- [Task objective] Lift every line from the entries that includes the word "corrects".

Collection entries

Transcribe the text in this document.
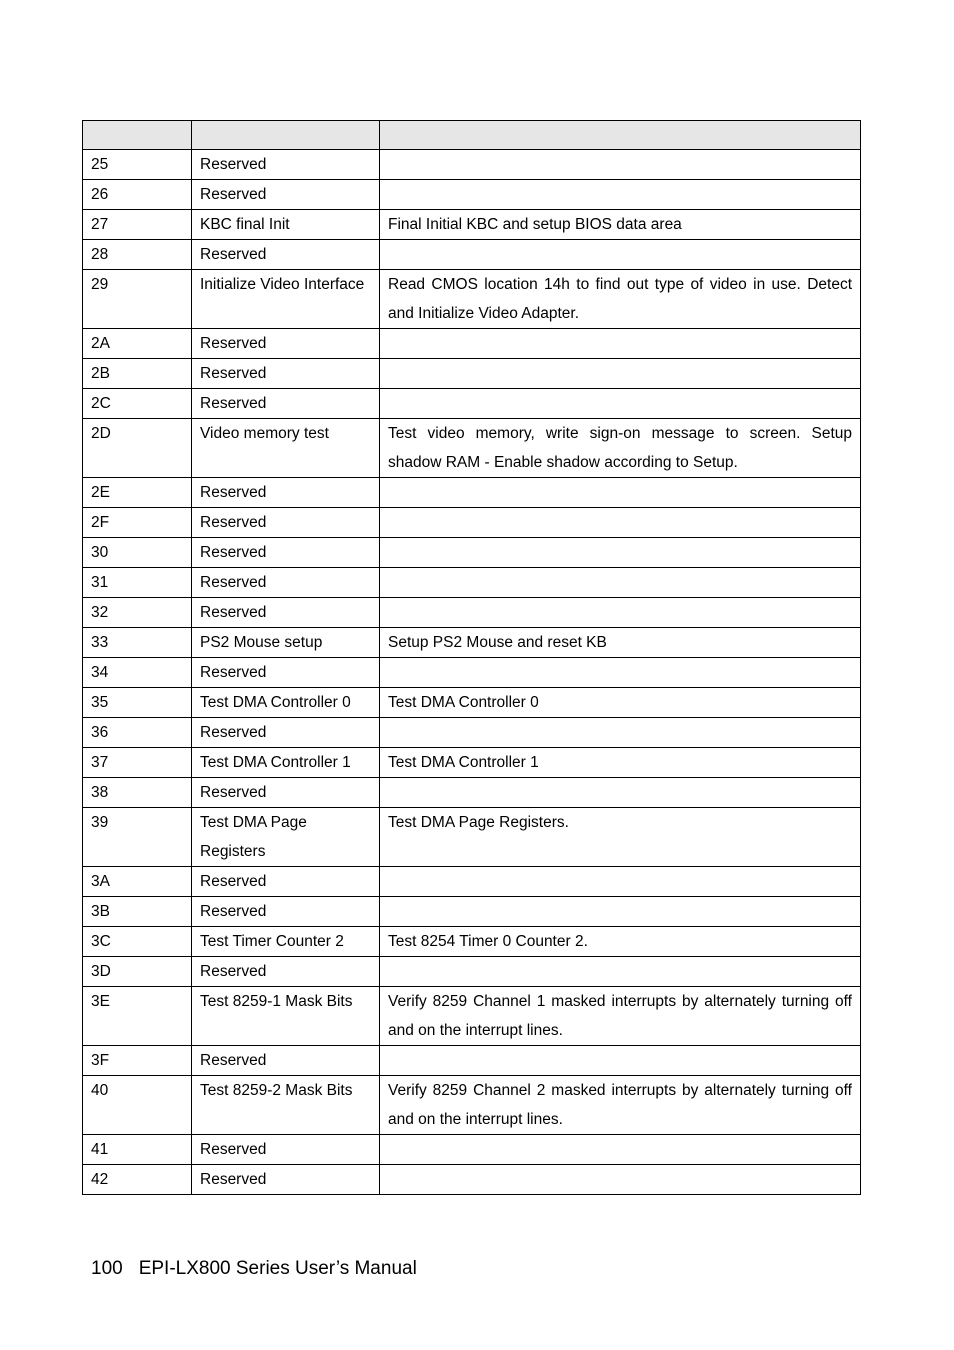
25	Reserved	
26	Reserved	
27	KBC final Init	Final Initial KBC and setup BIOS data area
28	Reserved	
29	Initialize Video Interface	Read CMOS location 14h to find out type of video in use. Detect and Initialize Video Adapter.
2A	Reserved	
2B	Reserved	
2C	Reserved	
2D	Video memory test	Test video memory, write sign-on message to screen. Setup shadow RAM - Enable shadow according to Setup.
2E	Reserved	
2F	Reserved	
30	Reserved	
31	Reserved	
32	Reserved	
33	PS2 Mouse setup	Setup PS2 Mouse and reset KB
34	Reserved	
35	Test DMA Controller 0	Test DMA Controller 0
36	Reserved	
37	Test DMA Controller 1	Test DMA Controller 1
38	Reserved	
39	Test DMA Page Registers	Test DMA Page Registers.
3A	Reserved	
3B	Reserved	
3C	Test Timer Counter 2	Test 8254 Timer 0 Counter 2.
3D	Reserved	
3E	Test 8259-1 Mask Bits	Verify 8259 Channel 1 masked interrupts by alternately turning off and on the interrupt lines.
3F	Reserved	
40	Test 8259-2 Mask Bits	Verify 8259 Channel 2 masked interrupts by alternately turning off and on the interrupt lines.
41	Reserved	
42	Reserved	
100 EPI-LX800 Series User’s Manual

--

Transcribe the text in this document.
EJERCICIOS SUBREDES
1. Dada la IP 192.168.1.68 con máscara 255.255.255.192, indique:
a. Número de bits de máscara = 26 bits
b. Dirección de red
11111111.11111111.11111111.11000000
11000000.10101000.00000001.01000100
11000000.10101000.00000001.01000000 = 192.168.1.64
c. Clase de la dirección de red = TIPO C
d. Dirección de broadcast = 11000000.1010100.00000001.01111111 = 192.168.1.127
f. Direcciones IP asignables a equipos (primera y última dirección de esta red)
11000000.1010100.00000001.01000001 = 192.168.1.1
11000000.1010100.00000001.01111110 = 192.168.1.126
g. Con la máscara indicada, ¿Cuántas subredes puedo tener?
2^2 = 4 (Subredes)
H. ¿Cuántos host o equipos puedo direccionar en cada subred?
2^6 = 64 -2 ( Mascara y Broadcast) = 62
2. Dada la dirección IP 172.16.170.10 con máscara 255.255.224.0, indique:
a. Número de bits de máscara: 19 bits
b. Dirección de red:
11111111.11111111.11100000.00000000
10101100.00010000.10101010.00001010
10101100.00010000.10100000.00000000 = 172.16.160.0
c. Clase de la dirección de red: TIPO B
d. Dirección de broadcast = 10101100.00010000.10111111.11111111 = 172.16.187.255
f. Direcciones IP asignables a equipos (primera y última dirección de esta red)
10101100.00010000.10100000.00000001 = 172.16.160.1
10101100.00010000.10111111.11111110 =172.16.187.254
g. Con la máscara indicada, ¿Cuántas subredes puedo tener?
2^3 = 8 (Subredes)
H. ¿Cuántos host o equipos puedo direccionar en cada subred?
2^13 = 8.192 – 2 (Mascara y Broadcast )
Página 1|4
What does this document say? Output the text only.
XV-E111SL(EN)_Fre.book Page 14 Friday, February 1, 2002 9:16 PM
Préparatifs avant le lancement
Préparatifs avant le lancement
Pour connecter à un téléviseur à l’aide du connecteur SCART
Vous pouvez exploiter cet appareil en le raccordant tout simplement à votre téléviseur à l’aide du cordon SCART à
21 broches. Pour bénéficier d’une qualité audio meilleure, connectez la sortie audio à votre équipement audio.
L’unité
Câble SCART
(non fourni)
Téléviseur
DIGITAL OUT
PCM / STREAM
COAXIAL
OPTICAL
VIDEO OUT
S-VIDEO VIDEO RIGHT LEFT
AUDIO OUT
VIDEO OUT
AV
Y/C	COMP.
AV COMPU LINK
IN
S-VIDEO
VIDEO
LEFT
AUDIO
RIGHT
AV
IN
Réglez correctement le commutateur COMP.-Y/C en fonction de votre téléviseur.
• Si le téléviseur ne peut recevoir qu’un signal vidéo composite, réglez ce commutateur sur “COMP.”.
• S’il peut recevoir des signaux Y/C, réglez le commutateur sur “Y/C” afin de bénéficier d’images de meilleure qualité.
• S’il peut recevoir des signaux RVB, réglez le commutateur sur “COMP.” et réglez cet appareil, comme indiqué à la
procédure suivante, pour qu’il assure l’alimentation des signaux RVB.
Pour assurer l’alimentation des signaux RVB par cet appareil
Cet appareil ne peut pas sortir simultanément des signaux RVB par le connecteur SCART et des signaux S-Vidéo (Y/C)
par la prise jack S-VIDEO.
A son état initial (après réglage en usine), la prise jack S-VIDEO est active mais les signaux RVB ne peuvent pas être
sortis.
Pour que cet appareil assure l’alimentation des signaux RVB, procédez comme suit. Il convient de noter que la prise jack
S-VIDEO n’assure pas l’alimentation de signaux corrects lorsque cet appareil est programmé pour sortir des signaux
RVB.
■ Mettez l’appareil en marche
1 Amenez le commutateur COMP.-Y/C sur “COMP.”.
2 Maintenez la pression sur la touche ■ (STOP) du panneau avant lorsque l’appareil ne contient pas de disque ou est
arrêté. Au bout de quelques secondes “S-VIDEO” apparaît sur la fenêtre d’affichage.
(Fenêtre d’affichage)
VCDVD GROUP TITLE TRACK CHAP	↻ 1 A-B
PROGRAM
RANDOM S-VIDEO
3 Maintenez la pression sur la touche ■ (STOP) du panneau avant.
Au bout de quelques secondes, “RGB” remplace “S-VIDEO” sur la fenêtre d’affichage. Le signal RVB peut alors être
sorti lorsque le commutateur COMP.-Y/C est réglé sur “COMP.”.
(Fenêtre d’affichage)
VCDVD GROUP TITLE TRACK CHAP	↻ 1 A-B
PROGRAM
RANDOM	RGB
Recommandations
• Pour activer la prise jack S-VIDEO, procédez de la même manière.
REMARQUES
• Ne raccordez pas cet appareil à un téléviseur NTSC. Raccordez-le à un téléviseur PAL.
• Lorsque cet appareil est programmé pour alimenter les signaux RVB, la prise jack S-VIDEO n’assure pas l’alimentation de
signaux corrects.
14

- [Result of this exercise]
S-VIDEO n’assure pas l’alimentation de signaux corrects lorsque cet appareil est programmé pour sortir des signaux
signaux corrects.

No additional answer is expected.